EXERCISE>
Output all of the entries below precisely as written.

───── DATA FOR PROCESSING ─────

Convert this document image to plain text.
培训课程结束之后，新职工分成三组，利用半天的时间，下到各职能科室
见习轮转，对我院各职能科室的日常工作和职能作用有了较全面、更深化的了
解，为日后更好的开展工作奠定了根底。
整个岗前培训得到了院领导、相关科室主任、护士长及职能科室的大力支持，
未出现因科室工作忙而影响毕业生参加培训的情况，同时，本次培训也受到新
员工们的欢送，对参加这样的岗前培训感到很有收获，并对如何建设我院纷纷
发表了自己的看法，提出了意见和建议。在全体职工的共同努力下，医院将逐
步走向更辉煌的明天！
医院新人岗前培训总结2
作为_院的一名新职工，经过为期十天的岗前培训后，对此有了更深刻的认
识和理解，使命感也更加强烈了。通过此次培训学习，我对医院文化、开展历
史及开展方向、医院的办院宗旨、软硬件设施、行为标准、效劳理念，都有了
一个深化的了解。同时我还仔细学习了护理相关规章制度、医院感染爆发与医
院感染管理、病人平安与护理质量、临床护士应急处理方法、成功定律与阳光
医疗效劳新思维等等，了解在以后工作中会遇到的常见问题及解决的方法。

─────

THE SOLUTION>
Convert this document image to plain text.
培训课程结束之后，新职工分成三组，利用半天的时间，下到各职能科室
见习轮转，对我院各职能科室的日常工作和职能作用有了较全面、更深化的了
解，为日后更好的开展工作奠定了根底。
整个岗前培训得到了院领导、相关科室主任、护士长及职能科室的大力支持，
未出现因科室工作忙而影响毕业生参加培训的情况，同时，本次培训也受到新
员工们的欢送，对参加这样的岗前培训感到很有收获，并对如何建设我院纷纷
发表了自己的看法，提出了意见和建议。在全体职工的共同努力下，医院将逐
步走向更辉煌的明天！
医院新人岗前培训总结2
作为_院的一名新职工，经过为期十天的岗前培训后，对此有了更深刻的认
识和理解，使命感也更加强烈了。通过此次培训学习，我对医院文化、开展历
史及开展方向、医院的办院宗旨、软硬件设施、行为标准、效劳理念，都有了
一个深化的了解。同时我还仔细学习了护理相关规章制度、医院感染爆发与医
院感染管理、病人平安与护理质量、临床护士应急处理方法、成功定律与阳光
医疗效劳新思维等等，了解在以后工作中会遇到的常见问题及解决的方法。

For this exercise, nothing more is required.